**Requirement 1**
In the family engagement post, how long has the mother's partner been a family friend?
**Requirement 2**
Reproduce the stretch of the family engagement post from "I was emailing" through "before he proposes!" word for word.
**Requirement 3**
Pick up the family engagement post after its last sentence and keep writing.

**Passage to read**
▶
A little background:

I was emailing back and forth with my mother today while at work. She is currently dating someone who''s been a family friend for about 15 years and they''re talking about getting married (they''ve been together since early March). I''m very excited for her, but told her that he better ask my permission before he proposes!

Here comes the rant:

In response, my mom told me that he might ask me in October when we all have dinner while I''m in town. Then she asks "Is A going to ask *me* anything in October?" With a big ol'' winky face. I told her maybe, but my hopes aren''t too high because I know he doesn''t have a ring yet and I don''t think he''s quite been looking (since if he''s away from me it''s usually putting in a few extra hours at work...), and that if it doesn''t happen by Thanksgiving, I''m taking a hope break until the Cherry Blossom Festival in March (we live in DC).
◀
**Raw data**
▶
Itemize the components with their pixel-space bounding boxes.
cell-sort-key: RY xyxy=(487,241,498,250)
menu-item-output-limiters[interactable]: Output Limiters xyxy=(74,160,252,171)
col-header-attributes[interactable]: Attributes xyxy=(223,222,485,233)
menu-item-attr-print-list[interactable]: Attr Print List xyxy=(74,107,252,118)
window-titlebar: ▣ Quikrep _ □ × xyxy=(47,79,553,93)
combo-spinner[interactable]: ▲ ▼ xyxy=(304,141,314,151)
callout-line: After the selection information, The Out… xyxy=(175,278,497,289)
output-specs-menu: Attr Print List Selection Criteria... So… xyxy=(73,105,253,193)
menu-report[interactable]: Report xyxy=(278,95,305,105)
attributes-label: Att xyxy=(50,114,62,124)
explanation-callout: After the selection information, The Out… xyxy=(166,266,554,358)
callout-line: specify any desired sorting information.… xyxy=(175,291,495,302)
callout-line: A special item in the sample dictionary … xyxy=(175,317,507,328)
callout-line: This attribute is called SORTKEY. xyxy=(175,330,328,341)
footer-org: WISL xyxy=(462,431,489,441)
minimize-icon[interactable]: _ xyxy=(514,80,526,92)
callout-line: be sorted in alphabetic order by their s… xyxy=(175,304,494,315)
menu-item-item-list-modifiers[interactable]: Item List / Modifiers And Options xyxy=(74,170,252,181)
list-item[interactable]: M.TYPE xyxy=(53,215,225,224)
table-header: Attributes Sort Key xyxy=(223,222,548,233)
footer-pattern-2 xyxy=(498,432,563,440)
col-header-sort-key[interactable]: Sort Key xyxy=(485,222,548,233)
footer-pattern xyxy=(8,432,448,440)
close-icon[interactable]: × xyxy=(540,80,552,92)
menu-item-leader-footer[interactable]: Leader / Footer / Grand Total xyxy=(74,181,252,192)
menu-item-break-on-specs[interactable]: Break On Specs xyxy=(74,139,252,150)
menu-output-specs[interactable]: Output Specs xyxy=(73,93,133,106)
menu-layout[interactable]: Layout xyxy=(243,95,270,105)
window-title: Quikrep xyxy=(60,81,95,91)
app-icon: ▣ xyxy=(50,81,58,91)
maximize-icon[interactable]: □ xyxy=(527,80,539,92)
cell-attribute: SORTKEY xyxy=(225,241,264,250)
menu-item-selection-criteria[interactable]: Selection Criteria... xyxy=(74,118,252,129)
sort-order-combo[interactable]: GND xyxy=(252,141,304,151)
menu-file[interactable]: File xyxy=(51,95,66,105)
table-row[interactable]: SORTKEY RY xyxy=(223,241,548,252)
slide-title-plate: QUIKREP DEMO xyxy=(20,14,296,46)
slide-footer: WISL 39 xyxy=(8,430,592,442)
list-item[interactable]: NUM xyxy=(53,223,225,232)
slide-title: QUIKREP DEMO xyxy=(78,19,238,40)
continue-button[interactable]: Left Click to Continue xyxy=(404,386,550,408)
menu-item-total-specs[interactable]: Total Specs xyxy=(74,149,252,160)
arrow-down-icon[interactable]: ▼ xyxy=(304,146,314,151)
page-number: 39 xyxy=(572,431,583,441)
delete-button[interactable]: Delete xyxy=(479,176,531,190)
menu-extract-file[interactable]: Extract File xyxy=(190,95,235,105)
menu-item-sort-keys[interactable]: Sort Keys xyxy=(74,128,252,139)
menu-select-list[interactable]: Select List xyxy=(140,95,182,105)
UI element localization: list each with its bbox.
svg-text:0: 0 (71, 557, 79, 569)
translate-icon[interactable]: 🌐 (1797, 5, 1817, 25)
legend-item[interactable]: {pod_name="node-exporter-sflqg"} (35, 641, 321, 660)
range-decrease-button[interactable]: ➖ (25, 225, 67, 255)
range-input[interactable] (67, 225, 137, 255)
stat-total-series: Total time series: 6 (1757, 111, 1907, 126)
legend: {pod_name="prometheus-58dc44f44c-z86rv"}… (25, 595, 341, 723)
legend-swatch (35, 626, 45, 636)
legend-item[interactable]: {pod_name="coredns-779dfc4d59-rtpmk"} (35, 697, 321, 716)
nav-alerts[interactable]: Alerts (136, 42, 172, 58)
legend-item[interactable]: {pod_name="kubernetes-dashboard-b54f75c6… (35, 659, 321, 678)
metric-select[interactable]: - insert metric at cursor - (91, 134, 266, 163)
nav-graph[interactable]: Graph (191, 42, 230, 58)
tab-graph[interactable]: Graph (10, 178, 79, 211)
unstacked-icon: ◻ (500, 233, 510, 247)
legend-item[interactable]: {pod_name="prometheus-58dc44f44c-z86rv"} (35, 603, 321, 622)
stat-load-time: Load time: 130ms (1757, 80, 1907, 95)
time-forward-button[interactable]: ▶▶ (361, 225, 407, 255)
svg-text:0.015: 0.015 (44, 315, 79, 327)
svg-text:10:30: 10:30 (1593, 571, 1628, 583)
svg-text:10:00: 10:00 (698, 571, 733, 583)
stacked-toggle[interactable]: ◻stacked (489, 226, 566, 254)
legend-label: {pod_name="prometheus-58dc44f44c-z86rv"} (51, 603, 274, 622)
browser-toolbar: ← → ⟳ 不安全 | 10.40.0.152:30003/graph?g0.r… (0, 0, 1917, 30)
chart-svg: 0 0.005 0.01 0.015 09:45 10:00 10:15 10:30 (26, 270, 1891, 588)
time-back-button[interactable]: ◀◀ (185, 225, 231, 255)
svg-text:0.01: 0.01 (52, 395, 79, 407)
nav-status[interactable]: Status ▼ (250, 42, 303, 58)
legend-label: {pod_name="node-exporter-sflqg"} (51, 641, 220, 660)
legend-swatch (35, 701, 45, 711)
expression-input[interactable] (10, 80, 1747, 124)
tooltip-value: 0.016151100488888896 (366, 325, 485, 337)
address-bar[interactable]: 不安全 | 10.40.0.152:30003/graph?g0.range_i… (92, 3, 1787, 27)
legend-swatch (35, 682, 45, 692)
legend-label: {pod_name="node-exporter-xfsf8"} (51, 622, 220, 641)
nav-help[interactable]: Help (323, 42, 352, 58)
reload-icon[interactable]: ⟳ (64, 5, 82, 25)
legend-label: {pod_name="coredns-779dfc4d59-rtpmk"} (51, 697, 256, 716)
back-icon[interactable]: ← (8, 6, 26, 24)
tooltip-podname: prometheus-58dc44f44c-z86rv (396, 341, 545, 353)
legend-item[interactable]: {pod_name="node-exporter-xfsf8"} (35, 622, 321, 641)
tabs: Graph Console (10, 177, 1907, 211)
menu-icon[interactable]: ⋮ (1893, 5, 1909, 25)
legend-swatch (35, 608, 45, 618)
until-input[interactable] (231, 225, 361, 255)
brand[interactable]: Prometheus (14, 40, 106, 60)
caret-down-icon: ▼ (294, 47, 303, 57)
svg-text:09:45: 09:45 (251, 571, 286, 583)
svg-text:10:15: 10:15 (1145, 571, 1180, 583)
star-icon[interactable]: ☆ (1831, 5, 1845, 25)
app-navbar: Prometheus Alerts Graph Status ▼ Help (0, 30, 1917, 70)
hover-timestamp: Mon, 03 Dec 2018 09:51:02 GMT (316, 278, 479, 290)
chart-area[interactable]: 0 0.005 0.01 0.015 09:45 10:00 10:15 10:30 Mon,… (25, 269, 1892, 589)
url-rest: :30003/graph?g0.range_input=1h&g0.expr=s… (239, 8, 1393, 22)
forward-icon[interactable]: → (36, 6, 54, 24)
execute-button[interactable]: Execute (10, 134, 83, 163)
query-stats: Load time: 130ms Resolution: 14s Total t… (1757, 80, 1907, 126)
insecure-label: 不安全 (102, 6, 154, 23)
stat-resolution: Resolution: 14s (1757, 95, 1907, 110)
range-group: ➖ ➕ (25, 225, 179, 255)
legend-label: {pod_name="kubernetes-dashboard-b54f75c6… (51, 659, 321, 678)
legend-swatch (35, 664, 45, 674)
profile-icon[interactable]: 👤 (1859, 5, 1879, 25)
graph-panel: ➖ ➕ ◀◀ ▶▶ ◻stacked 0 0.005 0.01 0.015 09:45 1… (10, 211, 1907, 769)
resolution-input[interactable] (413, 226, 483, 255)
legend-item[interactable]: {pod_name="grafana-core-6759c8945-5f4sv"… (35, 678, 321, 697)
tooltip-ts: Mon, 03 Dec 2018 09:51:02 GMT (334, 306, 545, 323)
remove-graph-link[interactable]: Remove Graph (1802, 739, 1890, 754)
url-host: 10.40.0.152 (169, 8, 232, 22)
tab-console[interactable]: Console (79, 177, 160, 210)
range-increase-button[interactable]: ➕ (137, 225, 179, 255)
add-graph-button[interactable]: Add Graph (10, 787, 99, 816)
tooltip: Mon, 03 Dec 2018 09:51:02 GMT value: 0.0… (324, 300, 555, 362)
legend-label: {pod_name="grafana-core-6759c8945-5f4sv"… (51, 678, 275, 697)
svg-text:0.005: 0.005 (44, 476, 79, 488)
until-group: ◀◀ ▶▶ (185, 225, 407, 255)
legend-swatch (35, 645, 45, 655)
◀
**Task result 1**
About 15 years.

**Task result 2**
I was emailing back and forth with my mother today while at work. She is currently dating someone who''s been a family friend for about 15 years and they''re talking about getting married (they''ve been together since early March). I''m very excited for her, but told her that he better ask my permission before he proposes!

**Task result 3**
She suggested that if I don''t have a ring by Thanskgiving that I dump him and move on!!! Ladies, by the time Thanksgiving rolls around, A and I will have been together a WHOPPING 17 months!!! SERIOUSLY!??! After less than a year and a half, she thinks that if I don''t have a ring I should pack up, move out, and move on!?!! Just because she''s ready to head to the altar again with a man after 7 months...even though she''s known him for FIFTEEN YEARS. UGH UGH UGH. When I pointed that little timing detail out, she said she "saw my point"...but didn''t seem to change her opinion. *Sigh*

Sorry, I just had to get that off my chest to a group of women who would understand where I was coming from.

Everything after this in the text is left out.